_WHAT TO DO_
Give the rows from the line with "116, 149, 131]" to the line with "248, 681, 295]" as a numbered list, leaving out blank lines.

_DATA PROVIDED_
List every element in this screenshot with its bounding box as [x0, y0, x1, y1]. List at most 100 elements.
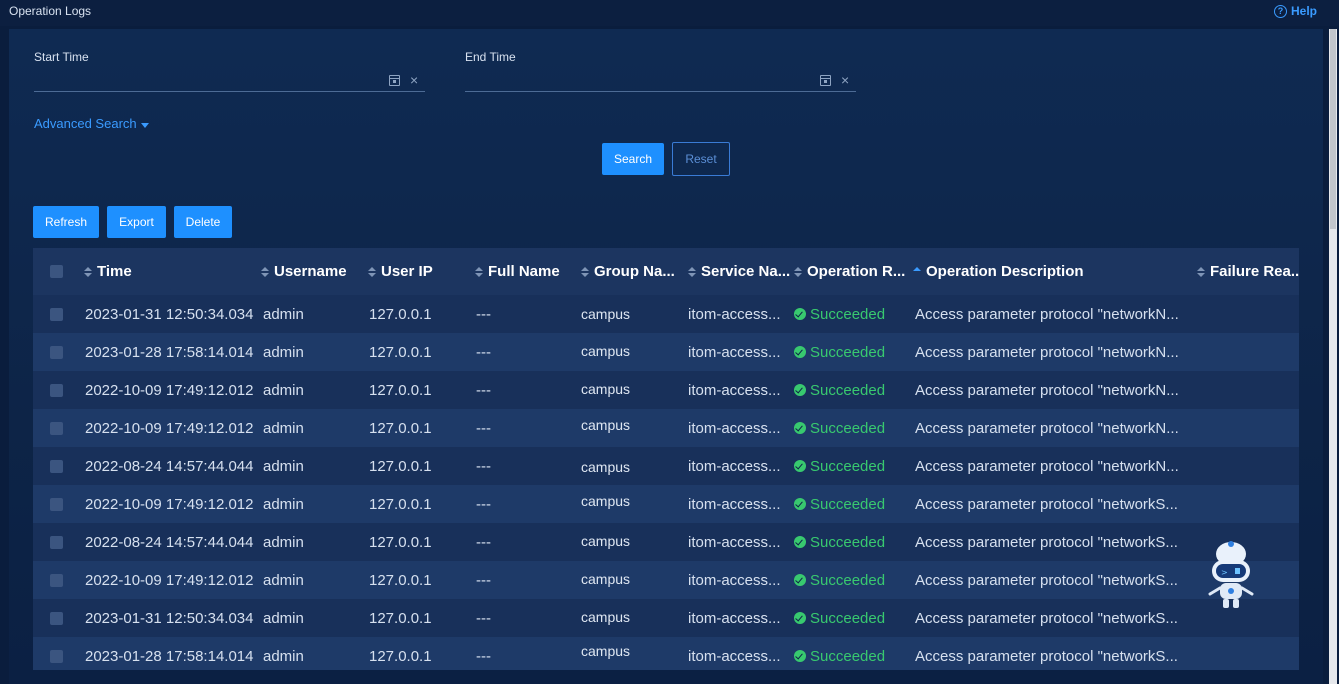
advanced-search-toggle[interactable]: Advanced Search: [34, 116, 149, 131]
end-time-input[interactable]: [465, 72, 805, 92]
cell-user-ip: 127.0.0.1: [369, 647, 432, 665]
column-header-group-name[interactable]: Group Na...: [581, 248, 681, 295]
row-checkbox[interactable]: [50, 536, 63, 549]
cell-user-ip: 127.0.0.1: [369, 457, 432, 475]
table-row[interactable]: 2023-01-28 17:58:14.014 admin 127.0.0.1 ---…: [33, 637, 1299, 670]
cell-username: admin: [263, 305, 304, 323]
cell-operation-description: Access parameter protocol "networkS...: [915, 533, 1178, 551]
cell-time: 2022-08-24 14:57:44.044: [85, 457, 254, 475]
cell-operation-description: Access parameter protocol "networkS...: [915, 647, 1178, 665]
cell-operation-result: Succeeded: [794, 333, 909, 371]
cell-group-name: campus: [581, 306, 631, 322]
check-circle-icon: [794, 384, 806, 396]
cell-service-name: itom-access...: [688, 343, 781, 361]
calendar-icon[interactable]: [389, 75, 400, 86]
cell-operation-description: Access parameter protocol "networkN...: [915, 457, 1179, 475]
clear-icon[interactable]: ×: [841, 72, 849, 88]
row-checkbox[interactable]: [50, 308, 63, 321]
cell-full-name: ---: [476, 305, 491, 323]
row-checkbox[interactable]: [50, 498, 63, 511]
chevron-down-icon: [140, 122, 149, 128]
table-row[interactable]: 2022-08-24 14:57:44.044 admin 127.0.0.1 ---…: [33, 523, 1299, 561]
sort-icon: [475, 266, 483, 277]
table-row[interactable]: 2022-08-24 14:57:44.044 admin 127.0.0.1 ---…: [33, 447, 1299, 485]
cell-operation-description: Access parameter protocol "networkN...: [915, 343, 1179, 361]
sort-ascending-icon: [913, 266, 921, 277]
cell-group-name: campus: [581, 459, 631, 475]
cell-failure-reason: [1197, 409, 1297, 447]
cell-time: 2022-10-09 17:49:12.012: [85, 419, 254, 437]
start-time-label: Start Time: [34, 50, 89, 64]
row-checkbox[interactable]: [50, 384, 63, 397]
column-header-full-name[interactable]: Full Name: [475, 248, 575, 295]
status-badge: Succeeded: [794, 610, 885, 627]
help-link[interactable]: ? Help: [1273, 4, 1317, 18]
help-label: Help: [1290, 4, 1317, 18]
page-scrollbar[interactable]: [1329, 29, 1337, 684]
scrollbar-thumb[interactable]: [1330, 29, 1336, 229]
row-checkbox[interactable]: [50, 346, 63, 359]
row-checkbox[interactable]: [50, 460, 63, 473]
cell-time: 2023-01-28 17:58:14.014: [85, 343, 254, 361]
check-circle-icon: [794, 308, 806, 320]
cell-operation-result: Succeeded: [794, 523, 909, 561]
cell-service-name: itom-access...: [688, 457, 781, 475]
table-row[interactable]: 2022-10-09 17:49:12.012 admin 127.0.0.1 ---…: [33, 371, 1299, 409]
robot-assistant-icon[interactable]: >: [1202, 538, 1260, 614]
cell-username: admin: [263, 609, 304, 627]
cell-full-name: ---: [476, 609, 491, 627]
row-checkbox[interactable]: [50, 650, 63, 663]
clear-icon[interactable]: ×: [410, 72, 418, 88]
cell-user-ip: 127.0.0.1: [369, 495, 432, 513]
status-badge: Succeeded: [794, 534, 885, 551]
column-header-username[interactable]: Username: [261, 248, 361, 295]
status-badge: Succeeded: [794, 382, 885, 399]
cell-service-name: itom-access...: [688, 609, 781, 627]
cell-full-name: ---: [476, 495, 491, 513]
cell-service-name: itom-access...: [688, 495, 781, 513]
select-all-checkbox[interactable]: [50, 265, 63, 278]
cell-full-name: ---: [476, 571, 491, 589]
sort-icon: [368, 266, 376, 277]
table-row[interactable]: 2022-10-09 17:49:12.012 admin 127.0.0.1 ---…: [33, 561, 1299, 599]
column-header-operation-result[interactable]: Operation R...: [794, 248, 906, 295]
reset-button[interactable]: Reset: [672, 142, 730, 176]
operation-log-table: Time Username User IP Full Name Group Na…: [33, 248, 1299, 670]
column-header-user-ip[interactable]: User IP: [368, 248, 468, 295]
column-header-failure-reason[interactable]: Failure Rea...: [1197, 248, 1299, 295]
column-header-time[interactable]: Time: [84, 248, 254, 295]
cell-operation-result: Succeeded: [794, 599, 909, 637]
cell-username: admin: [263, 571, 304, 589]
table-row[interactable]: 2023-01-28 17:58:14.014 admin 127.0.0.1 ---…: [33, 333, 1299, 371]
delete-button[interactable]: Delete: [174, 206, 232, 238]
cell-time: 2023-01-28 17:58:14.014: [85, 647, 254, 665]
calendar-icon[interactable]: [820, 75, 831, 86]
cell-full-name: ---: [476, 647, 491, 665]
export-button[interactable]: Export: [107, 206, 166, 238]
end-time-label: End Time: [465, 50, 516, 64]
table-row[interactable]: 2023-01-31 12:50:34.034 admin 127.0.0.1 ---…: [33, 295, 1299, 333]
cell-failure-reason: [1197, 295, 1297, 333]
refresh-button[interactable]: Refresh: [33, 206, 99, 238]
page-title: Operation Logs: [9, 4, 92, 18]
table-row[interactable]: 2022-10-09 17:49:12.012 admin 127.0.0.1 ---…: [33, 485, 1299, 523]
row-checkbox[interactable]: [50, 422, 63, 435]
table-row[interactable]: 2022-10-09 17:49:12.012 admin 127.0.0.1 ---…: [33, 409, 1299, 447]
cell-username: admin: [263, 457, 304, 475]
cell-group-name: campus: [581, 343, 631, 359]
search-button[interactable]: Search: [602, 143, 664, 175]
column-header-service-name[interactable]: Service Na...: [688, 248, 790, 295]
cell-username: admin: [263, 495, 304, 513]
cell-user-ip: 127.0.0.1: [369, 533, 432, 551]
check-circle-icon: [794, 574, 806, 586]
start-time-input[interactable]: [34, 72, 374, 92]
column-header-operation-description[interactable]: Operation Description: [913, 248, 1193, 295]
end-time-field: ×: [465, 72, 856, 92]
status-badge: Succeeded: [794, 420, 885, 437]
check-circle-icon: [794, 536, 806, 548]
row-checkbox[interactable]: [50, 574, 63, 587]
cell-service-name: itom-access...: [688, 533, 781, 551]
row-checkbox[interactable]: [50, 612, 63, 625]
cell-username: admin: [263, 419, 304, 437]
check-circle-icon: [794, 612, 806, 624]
* * *
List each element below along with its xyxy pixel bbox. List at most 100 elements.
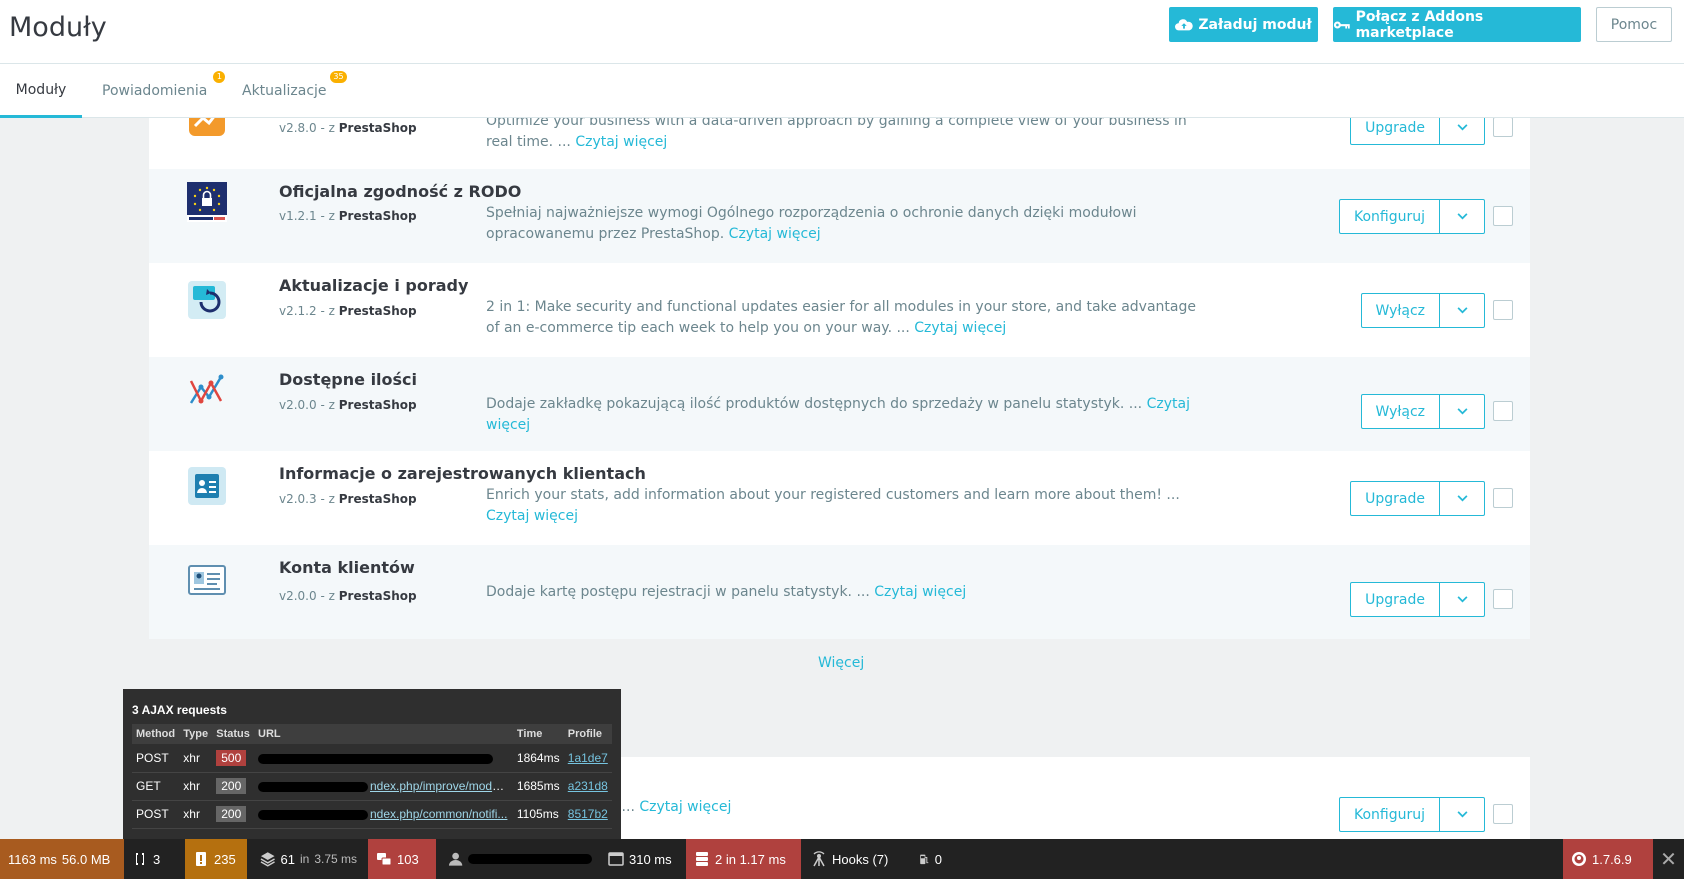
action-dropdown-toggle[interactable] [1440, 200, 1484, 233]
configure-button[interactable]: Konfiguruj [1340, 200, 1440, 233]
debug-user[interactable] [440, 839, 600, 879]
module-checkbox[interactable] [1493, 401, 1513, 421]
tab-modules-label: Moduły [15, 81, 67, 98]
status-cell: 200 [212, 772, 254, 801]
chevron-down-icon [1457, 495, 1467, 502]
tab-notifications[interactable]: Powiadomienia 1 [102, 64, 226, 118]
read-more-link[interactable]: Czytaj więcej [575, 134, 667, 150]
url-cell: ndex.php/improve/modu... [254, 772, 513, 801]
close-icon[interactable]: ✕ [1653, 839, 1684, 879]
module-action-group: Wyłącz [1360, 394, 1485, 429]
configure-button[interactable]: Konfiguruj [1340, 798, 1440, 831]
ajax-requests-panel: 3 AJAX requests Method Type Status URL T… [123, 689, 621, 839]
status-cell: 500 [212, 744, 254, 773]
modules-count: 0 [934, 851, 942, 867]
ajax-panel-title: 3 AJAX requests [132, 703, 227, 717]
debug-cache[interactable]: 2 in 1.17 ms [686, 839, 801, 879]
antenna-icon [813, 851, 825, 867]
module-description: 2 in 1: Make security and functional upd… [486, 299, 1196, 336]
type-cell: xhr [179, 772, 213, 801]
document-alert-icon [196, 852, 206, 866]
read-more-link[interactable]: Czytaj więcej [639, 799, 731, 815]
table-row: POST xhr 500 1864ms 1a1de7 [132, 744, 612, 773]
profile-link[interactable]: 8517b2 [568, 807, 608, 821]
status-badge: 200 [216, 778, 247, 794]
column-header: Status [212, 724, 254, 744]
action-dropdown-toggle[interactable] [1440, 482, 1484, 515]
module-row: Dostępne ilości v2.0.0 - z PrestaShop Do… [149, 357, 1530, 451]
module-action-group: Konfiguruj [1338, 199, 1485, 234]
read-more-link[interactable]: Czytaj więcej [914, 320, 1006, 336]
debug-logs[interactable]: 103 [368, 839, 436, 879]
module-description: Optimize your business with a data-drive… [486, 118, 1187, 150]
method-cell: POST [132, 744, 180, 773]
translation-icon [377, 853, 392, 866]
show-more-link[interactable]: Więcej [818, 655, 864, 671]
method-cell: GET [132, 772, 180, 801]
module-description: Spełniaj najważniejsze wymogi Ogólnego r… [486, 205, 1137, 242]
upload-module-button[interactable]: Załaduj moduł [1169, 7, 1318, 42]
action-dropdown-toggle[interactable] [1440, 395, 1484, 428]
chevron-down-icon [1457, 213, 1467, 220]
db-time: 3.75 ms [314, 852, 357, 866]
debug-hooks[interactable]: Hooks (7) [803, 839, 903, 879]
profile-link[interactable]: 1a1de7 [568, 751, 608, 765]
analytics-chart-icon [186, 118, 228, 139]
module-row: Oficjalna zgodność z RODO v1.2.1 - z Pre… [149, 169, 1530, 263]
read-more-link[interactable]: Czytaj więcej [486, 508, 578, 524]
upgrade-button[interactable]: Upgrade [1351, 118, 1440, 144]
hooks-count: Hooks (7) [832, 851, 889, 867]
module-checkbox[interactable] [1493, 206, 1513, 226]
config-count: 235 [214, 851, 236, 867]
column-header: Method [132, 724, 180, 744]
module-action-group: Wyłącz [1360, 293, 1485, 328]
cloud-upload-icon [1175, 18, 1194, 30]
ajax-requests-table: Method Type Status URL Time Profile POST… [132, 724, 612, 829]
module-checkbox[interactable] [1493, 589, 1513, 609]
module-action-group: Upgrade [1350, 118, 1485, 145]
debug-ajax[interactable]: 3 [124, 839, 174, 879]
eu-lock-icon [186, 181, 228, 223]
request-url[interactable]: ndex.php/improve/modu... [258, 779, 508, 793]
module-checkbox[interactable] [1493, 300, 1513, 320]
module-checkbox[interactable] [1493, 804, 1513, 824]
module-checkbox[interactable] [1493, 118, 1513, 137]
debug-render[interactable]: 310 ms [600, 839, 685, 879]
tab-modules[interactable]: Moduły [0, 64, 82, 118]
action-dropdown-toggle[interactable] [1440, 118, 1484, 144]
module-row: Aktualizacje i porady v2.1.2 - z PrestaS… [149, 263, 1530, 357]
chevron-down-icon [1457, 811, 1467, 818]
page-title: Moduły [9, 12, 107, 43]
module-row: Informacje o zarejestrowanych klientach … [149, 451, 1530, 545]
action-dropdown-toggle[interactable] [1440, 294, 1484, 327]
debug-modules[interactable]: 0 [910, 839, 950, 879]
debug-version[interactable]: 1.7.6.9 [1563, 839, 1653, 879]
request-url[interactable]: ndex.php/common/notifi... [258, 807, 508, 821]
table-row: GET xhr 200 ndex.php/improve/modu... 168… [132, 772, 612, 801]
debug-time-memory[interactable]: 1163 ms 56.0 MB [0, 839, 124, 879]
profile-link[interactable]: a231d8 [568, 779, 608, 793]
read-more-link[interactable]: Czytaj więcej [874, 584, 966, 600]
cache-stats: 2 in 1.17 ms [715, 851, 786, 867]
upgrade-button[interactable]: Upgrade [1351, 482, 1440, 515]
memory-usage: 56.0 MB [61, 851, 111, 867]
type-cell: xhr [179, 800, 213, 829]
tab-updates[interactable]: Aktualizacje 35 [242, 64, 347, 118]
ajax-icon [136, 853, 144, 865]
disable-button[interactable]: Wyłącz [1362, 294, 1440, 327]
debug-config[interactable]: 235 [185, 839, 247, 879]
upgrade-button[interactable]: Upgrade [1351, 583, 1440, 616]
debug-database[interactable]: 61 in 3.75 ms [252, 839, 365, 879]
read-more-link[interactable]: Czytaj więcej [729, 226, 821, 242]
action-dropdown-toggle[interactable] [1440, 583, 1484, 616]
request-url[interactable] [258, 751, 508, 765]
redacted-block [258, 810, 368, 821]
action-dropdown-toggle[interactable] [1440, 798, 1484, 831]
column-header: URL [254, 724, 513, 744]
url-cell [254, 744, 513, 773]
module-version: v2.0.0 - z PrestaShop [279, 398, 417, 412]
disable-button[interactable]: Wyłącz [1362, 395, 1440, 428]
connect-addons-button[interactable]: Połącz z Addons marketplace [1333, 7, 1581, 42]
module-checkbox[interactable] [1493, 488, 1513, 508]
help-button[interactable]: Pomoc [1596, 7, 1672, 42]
...
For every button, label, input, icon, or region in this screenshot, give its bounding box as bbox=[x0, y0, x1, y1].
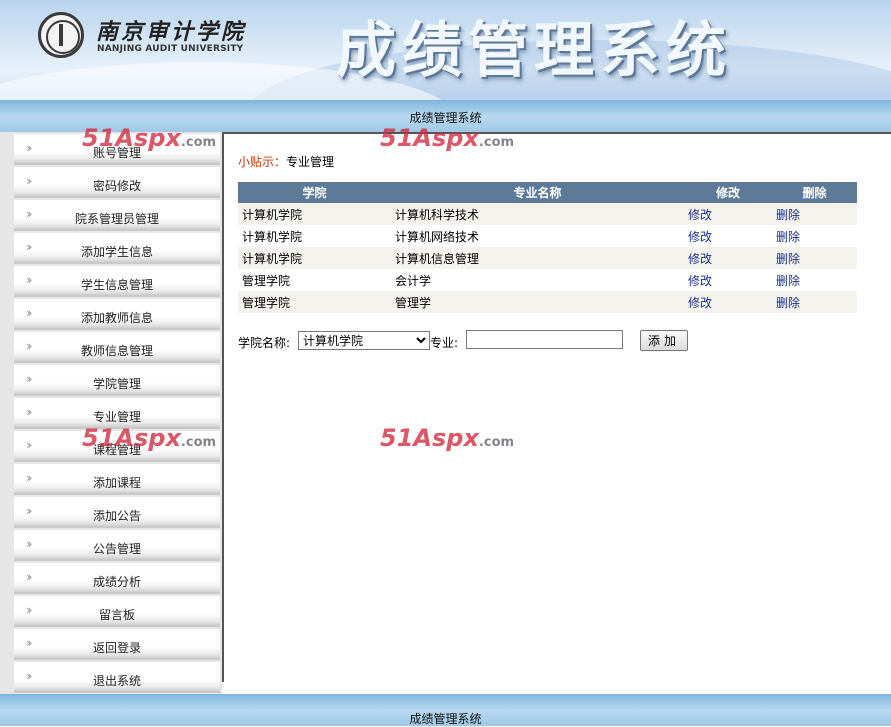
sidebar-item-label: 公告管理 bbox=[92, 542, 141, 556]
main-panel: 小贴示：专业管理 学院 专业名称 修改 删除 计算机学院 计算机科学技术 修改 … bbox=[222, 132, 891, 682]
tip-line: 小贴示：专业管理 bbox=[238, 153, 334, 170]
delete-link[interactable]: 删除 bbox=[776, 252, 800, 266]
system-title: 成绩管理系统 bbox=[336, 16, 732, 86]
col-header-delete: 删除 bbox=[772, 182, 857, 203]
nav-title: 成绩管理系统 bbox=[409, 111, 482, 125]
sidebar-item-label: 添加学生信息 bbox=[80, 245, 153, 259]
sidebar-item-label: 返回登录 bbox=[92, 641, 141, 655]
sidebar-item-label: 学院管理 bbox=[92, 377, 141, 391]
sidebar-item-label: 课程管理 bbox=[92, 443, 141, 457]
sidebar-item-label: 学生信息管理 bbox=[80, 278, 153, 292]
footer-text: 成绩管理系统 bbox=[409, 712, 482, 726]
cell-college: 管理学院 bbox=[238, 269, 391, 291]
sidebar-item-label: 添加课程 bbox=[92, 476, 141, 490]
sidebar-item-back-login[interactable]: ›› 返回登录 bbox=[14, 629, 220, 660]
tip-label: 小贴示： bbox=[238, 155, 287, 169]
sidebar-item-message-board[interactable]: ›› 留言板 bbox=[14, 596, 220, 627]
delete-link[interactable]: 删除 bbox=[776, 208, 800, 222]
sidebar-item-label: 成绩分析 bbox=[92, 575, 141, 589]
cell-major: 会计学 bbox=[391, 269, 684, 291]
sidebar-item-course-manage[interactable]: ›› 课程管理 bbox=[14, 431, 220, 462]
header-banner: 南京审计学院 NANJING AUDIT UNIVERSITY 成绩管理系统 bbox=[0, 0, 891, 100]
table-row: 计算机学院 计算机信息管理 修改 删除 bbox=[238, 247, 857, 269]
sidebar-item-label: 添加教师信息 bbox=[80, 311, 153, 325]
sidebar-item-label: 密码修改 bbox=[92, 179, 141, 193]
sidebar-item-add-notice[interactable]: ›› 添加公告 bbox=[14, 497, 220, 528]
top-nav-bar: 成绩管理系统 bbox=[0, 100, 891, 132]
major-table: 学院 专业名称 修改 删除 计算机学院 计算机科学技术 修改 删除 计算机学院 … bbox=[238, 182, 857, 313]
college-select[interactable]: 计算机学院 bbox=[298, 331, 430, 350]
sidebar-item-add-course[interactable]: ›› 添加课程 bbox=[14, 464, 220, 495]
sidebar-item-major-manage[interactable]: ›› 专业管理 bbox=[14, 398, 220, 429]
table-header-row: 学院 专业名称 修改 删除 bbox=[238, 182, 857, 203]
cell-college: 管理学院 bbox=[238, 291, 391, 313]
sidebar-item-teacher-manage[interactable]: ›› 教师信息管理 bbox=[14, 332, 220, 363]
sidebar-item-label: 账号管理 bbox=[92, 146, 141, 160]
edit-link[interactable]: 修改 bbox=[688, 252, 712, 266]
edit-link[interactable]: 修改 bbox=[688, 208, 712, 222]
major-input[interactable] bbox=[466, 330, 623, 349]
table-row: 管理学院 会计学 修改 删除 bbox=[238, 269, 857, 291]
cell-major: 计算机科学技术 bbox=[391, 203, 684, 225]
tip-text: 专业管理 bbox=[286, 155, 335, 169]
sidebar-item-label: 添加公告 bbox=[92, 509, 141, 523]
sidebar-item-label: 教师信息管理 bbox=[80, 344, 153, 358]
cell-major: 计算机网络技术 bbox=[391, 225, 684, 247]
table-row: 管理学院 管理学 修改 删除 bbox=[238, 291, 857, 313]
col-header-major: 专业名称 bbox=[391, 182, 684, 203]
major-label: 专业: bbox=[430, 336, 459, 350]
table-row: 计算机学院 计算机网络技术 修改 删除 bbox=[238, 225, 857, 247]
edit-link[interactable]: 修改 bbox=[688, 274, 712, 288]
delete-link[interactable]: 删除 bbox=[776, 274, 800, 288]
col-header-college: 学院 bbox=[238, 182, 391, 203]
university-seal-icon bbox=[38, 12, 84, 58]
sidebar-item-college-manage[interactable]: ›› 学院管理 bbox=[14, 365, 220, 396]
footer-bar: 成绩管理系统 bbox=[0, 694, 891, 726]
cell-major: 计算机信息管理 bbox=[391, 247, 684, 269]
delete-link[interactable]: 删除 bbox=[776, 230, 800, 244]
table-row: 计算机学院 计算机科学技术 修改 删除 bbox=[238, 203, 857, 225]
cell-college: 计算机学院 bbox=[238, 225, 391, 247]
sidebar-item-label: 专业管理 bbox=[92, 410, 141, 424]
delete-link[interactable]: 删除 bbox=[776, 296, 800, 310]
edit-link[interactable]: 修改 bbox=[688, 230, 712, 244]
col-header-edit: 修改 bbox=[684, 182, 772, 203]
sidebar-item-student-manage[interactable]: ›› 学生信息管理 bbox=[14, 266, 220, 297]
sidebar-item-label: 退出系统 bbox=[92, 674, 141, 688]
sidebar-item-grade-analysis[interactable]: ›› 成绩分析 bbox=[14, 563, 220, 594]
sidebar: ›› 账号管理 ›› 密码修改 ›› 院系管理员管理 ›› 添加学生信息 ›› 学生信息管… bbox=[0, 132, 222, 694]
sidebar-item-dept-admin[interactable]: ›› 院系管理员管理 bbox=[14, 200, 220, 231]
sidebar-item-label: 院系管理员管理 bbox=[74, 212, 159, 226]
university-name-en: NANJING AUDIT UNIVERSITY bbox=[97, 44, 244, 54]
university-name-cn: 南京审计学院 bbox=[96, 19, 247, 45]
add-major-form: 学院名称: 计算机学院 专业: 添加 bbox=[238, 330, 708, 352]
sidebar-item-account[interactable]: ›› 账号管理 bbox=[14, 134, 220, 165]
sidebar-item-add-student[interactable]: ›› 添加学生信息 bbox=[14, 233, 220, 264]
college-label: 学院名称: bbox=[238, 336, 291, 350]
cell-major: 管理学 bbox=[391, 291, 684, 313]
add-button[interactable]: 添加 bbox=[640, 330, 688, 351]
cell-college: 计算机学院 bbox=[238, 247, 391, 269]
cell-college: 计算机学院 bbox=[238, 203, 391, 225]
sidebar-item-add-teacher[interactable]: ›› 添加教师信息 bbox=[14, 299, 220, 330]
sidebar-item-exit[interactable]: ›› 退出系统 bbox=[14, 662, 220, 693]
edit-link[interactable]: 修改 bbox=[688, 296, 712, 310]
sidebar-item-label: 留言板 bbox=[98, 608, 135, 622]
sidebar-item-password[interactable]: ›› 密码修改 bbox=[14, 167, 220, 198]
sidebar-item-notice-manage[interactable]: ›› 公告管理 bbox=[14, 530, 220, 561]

_ANSWER TO THIS PROBLEM_
1. advanced-search-toggle[interactable]: Advanced Search: [34, 116, 149, 131]
2. end-time-input[interactable]: [465, 72, 805, 92]
3. cell-user-ip: 127.0.0.1: [369, 647, 432, 665]
4. column-header-group-name[interactable]: Group Na...: [581, 248, 681, 295]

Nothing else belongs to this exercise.